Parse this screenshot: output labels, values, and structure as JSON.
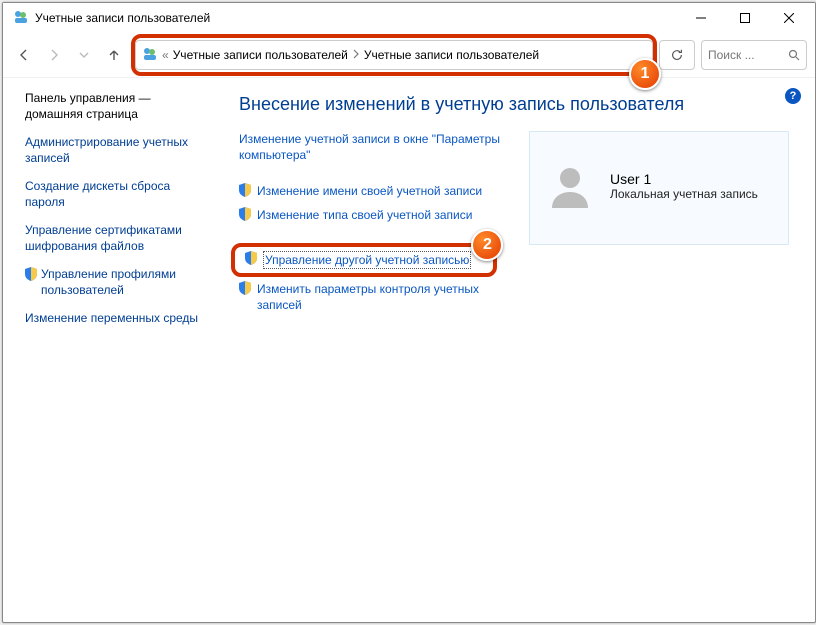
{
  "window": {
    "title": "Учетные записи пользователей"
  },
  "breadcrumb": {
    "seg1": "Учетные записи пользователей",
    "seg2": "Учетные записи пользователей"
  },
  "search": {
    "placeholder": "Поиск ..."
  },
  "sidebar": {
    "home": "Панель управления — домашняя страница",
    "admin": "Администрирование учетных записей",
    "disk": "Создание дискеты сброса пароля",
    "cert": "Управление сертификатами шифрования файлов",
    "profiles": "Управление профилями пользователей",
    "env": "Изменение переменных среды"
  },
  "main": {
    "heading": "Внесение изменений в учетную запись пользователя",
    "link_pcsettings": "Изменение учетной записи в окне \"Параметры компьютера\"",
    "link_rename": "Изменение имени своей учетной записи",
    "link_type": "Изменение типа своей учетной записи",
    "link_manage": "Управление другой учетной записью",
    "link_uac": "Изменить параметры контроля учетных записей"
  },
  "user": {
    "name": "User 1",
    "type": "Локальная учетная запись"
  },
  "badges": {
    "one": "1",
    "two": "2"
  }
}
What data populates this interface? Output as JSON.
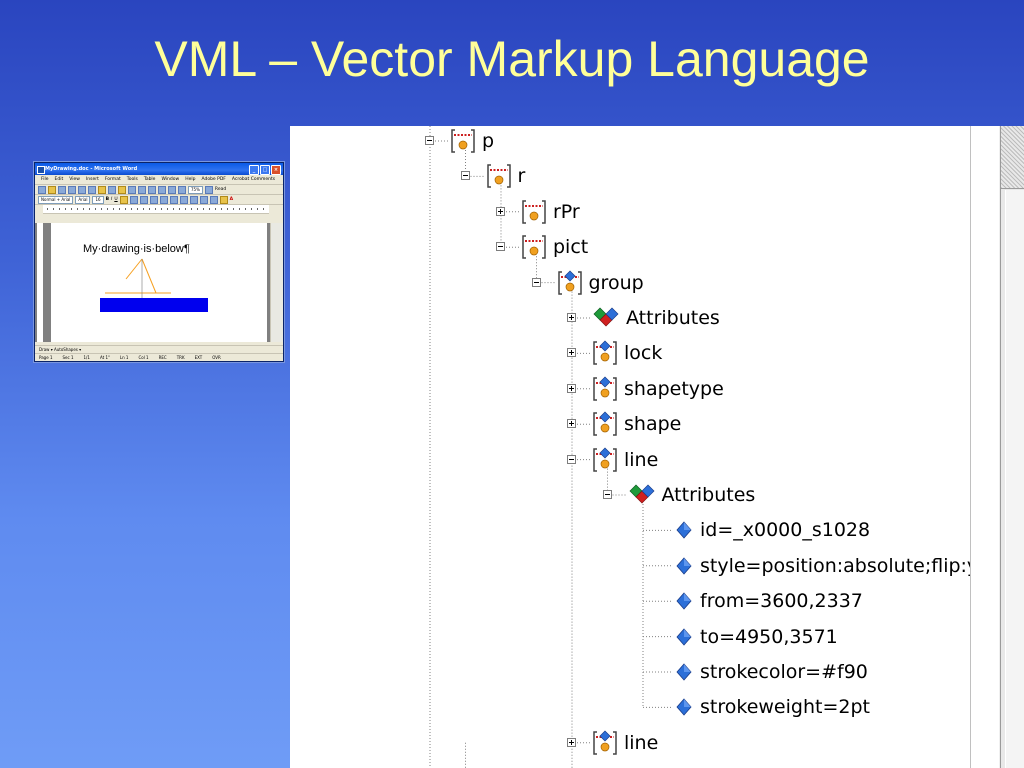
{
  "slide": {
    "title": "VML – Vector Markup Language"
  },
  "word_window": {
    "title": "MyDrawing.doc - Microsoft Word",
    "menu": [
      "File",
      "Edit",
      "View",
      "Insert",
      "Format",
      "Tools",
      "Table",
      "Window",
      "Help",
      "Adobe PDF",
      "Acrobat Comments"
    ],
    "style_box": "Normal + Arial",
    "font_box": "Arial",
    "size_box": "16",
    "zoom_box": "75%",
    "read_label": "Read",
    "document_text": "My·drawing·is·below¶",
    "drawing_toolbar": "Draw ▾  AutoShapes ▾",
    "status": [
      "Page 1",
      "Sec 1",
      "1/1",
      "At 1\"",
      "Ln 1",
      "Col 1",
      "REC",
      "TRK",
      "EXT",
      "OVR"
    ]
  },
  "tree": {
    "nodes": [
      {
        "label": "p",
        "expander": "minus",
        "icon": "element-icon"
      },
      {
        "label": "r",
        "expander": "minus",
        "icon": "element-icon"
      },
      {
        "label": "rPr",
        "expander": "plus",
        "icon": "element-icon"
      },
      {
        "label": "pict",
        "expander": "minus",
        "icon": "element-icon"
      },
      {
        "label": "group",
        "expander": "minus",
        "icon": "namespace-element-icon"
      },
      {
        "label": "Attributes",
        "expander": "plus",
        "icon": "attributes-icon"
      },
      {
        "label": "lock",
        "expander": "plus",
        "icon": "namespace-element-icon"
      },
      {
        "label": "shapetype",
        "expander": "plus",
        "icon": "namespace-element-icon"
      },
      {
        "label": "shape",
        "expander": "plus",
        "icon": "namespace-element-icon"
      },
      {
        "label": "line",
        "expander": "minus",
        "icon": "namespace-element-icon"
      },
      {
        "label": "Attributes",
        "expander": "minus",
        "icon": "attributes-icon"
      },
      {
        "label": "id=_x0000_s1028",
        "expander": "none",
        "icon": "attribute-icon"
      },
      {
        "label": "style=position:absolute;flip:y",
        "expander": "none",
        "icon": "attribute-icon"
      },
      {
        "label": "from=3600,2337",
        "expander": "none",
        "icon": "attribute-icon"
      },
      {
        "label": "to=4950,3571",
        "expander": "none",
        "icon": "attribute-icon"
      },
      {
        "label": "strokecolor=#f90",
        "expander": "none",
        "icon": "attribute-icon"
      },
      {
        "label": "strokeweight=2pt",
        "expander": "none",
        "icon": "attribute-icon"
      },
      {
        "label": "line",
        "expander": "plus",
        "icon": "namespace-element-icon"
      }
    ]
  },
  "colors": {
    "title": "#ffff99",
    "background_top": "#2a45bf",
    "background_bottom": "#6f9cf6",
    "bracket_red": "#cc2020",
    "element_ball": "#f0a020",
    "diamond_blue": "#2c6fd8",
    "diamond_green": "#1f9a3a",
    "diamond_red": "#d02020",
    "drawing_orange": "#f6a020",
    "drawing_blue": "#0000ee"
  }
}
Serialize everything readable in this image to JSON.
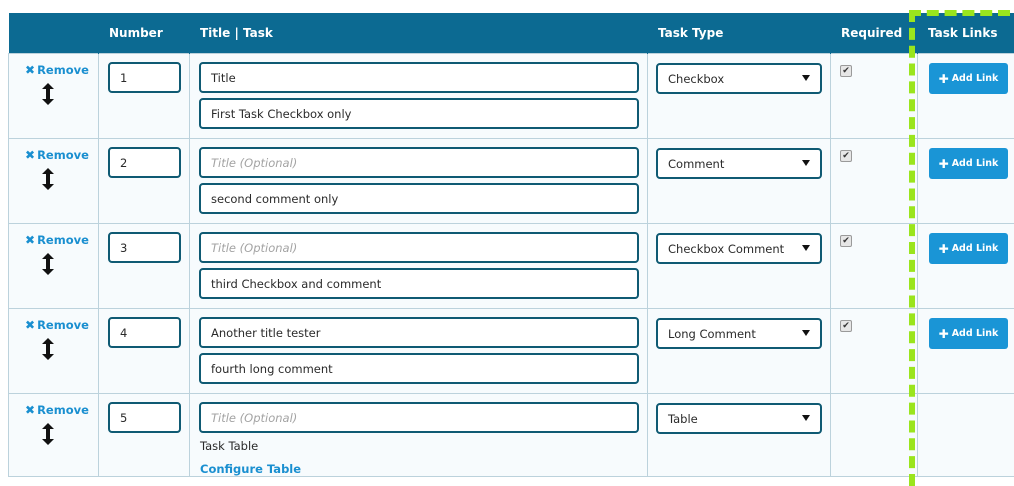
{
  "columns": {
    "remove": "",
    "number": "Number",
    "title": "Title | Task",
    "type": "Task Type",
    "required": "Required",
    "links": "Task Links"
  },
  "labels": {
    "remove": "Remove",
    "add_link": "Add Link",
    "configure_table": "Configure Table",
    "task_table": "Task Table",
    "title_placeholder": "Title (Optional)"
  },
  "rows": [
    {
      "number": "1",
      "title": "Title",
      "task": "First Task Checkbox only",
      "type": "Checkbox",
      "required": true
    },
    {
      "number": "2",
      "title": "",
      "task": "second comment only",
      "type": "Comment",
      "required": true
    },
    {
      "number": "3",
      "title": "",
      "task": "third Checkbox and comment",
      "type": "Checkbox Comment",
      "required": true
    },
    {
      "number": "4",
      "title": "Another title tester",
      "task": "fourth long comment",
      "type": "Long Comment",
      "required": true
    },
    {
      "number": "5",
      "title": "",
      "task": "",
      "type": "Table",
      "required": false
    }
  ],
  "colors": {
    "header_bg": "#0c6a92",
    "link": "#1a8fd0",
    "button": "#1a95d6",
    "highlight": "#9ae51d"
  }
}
**********
_Task to complete:_ Transcribe each entry precisely as given, leaving the pictures out.

_Result:_
Parse this screenshot: output labels, values, and structure as JSON.
{
  "window": {
    "title": "Учетные записи пользователей"
  },
  "breadcrumb": {
    "seg1": "Учетные записи пользователей",
    "seg2": "Учетные записи пользователей"
  },
  "search": {
    "placeholder": "Поиск ..."
  },
  "sidebar": {
    "home": "Панель управления — домашняя страница",
    "admin": "Администрирование учетных записей",
    "disk": "Создание дискеты сброса пароля",
    "cert": "Управление сертификатами шифрования файлов",
    "profiles": "Управление профилями пользователей",
    "env": "Изменение переменных среды"
  },
  "main": {
    "heading": "Внесение изменений в учетную запись пользователя",
    "link_pcsettings": "Изменение учетной записи в окне \"Параметры компьютера\"",
    "link_rename": "Изменение имени своей учетной записи",
    "link_type": "Изменение типа своей учетной записи",
    "link_manage": "Управление другой учетной записью",
    "link_uac": "Изменить параметры контроля учетных записей"
  },
  "user": {
    "name": "User 1",
    "type": "Локальная учетная запись"
  },
  "badges": {
    "one": "1",
    "two": "2"
  }
}
What data populates this interface? Output as JSON.
{
  "slide": {
    "title": "VML – Vector Markup Language"
  },
  "word_window": {
    "title": "MyDrawing.doc - Microsoft Word",
    "menu": [
      "File",
      "Edit",
      "View",
      "Insert",
      "Format",
      "Tools",
      "Table",
      "Window",
      "Help",
      "Adobe PDF",
      "Acrobat Comments"
    ],
    "style_box": "Normal + Arial",
    "font_box": "Arial",
    "size_box": "16",
    "zoom_box": "75%",
    "read_label": "Read",
    "document_text": "My·drawing·is·below¶",
    "drawing_toolbar": "Draw ▾  AutoShapes ▾",
    "status": [
      "Page 1",
      "Sec 1",
      "1/1",
      "At 1\"",
      "Ln 1",
      "Col 1",
      "REC",
      "TRK",
      "EXT",
      "OVR"
    ]
  },
  "tree": {
    "nodes": [
      {
        "label": "p",
        "expander": "minus",
        "icon": "element-icon"
      },
      {
        "label": "r",
        "expander": "minus",
        "icon": "element-icon"
      },
      {
        "label": "rPr",
        "expander": "plus",
        "icon": "element-icon"
      },
      {
        "label": "pict",
        "expander": "minus",
        "icon": "element-icon"
      },
      {
        "label": "group",
        "expander": "minus",
        "icon": "namespace-element-icon"
      },
      {
        "label": "Attributes",
        "expander": "plus",
        "icon": "attributes-icon"
      },
      {
        "label": "lock",
        "expander": "plus",
        "icon": "namespace-element-icon"
      },
      {
        "label": "shapetype",
        "expander": "plus",
        "icon": "namespace-element-icon"
      },
      {
        "label": "shape",
        "expander": "plus",
        "icon": "namespace-element-icon"
      },
      {
        "label": "line",
        "expander": "minus",
        "icon": "namespace-element-icon"
      },
      {
        "label": "Attributes",
        "expander": "minus",
        "icon": "attributes-icon"
      },
      {
        "label": "id=_x0000_s1028",
        "expander": "none",
        "icon": "attribute-icon"
      },
      {
        "label": "style=position:absolute;flip:y",
        "expander": "none",
        "icon": "attribute-icon"
      },
      {
        "label": "from=3600,2337",
        "expander": "none",
        "icon": "attribute-icon"
      },
      {
        "label": "to=4950,3571",
        "expander": "none",
        "icon": "attribute-icon"
      },
      {
        "label": "strokecolor=#f90",
        "expander": "none",
        "icon": "attribute-icon"
      },
      {
        "label": "strokeweight=2pt",
        "expander": "none",
        "icon": "attribute-icon"
      },
      {
        "label": "line",
        "expander": "plus",
        "icon": "namespace-element-icon"
      }
    ]
  },
  "colors": {
    "title": "#ffff99",
    "background_top": "#2a45bf",
    "background_bottom": "#6f9cf6",
    "bracket_red": "#cc2020",
    "element_ball": "#f0a020",
    "diamond_blue": "#2c6fd8",
    "diamond_green": "#1f9a3a",
    "diamond_red": "#d02020",
    "drawing_orange": "#f6a020",
    "drawing_blue": "#0000ee"
  }
}
Serialize everything readable in this image to JSON.
{
  "columns": {
    "remove": "",
    "number": "Number",
    "title": "Title | Task",
    "type": "Task Type",
    "required": "Required",
    "links": "Task Links"
  },
  "labels": {
    "remove": "Remove",
    "add_link": "Add Link",
    "configure_table": "Configure Table",
    "task_table": "Task Table",
    "title_placeholder": "Title (Optional)"
  },
  "rows": [
    {
      "number": "1",
      "title": "Title",
      "task": "First Task Checkbox only",
      "type": "Checkbox",
      "required": true
    },
    {
      "number": "2",
      "title": "",
      "task": "second comment only",
      "type": "Comment",
      "required": true
    },
    {
      "number": "3",
      "title": "",
      "task": "third Checkbox and comment",
      "type": "Checkbox Comment",
      "required": true
    },
    {
      "number": "4",
      "title": "Another title tester",
      "task": "fourth long comment",
      "type": "Long Comment",
      "required": true
    },
    {
      "number": "5",
      "title": "",
      "task": "",
      "type": "Table",
      "required": false
    }
  ],
  "colors": {
    "header_bg": "#0c6a92",
    "link": "#1a8fd0",
    "button": "#1a95d6",
    "highlight": "#9ae51d"
  }
}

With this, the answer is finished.